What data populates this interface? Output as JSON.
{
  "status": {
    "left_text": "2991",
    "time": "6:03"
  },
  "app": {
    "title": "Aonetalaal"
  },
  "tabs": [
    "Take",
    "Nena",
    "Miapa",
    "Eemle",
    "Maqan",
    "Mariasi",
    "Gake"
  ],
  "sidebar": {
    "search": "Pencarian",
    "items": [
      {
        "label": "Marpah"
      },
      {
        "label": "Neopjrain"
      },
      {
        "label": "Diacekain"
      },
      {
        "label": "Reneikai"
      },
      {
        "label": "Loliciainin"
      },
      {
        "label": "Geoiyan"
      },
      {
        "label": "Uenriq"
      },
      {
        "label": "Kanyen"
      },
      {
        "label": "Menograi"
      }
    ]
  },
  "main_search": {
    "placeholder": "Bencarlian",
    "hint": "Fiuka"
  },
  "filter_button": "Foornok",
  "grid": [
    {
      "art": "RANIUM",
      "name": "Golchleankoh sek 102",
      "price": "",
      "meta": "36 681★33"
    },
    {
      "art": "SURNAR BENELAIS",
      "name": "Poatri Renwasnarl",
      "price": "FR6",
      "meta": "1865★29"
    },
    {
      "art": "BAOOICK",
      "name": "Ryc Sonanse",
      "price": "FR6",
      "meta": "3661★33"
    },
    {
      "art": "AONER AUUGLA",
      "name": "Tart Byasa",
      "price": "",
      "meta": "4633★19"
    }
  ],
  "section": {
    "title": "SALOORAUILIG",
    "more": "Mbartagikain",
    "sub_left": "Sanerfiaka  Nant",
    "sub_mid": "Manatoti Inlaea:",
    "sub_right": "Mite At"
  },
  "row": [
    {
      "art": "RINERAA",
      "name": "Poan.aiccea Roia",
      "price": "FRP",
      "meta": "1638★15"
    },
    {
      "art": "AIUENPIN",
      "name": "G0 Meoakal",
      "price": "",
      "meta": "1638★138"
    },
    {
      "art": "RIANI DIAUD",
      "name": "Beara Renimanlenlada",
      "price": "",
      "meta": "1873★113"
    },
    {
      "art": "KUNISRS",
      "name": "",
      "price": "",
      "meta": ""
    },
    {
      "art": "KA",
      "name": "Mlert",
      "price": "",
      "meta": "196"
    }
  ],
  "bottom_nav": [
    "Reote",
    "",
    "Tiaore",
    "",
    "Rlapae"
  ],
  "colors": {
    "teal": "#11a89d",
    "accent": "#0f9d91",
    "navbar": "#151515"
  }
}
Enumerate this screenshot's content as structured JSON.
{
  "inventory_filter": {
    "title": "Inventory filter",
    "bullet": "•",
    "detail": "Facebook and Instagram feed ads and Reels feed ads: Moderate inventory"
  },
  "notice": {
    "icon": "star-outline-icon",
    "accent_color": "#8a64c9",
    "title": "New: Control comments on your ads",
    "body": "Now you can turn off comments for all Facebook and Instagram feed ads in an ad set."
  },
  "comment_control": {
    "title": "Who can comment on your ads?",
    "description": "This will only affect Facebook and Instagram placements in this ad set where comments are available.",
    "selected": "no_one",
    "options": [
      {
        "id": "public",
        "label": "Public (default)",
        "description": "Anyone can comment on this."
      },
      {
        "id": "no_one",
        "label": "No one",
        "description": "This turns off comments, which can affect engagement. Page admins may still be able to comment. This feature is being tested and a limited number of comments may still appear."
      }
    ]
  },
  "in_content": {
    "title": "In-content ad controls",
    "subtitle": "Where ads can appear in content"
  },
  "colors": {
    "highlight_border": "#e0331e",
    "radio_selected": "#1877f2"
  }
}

→ What you need to do
Reproduce the entries above exactly.

→ Answer to the problem
What data populates this interface? Output as JSON.
{
  "status": {
    "left_text": "2991",
    "time": "6:03"
  },
  "app": {
    "title": "Aonetalaal"
  },
  "tabs": [
    "Take",
    "Nena",
    "Miapa",
    "Eemle",
    "Maqan",
    "Mariasi",
    "Gake"
  ],
  "sidebar": {
    "search": "Pencarian",
    "items": [
      {
        "label": "Marpah"
      },
      {
        "label": "Neopjrain"
      },
      {
        "label": "Diacekain"
      },
      {
        "label": "Reneikai"
      },
      {
        "label": "Loliciainin"
      },
      {
        "label": "Geoiyan"
      },
      {
        "label": "Uenriq"
      },
      {
        "label": "Kanyen"
      },
      {
        "label": "Menograi"
      }
    ]
  },
  "main_search": {
    "placeholder": "Bencarlian",
    "hint": "Fiuka"
  },
  "filter_button": "Foornok",
  "grid": [
    {
      "art": "RANIUM",
      "name": "Golchleankoh sek 102",
      "price": "",
      "meta": "36 681★33"
    },
    {
      "art": "SURNAR BENELAIS",
      "name": "Poatri Renwasnarl",
      "price": "FR6",
      "meta": "1865★29"
    },
    {
      "art": "BAOOICK",
      "name": "Ryc Sonanse",
      "price": "FR6",
      "meta": "3661★33"
    },
    {
      "art": "AONER AUUGLA",
      "name": "Tart Byasa",
      "price": "",
      "meta": "4633★19"
    }
  ],
  "section": {
    "title": "SALOORAUILIG",
    "more": "Mbartagikain",
    "sub_left": "Sanerfiaka  Nant",
    "sub_mid": "Manatoti Inlaea:",
    "sub_right": "Mite At"
  },
  "row": [
    {
      "art": "RINERAA",
      "name": "Poan.aiccea Roia",
      "price": "FRP",
      "meta": "1638★15"
    },
    {
      "art": "AIUENPIN",
      "name": "G0 Meoakal",
      "price": "",
      "meta": "1638★138"
    },
    {
      "art": "RIANI DIAUD",
      "name": "Beara Renimanlenlada",
      "price": "",
      "meta": "1873★113"
    },
    {
      "art": "KUNISRS",
      "name": "",
      "price": "",
      "meta": ""
    },
    {
      "art": "KA",
      "name": "Mlert",
      "price": "",
      "meta": "196"
    }
  ],
  "bottom_nav": [
    "Reote",
    "",
    "Tiaore",
    "",
    "Rlapae"
  ],
  "colors": {
    "teal": "#11a89d",
    "accent": "#0f9d91",
    "navbar": "#151515"
  }
}
Enumerate this screenshot's content as structured JSON.
{
  "inventory_filter": {
    "title": "Inventory filter",
    "bullet": "•",
    "detail": "Facebook and Instagram feed ads and Reels feed ads: Moderate inventory"
  },
  "notice": {
    "icon": "star-outline-icon",
    "accent_color": "#8a64c9",
    "title": "New: Control comments on your ads",
    "body": "Now you can turn off comments for all Facebook and Instagram feed ads in an ad set."
  },
  "comment_control": {
    "title": "Who can comment on your ads?",
    "description": "This will only affect Facebook and Instagram placements in this ad set where comments are available.",
    "selected": "no_one",
    "options": [
      {
        "id": "public",
        "label": "Public (default)",
        "description": "Anyone can comment on this."
      },
      {
        "id": "no_one",
        "label": "No one",
        "description": "This turns off comments, which can affect engagement. Page admins may still be able to comment. This feature is being tested and a limited number of comments may still appear."
      }
    ]
  },
  "in_content": {
    "title": "In-content ad controls",
    "subtitle": "Where ads can appear in content"
  },
  "colors": {
    "highlight_border": "#e0331e",
    "radio_selected": "#1877f2"
  }
}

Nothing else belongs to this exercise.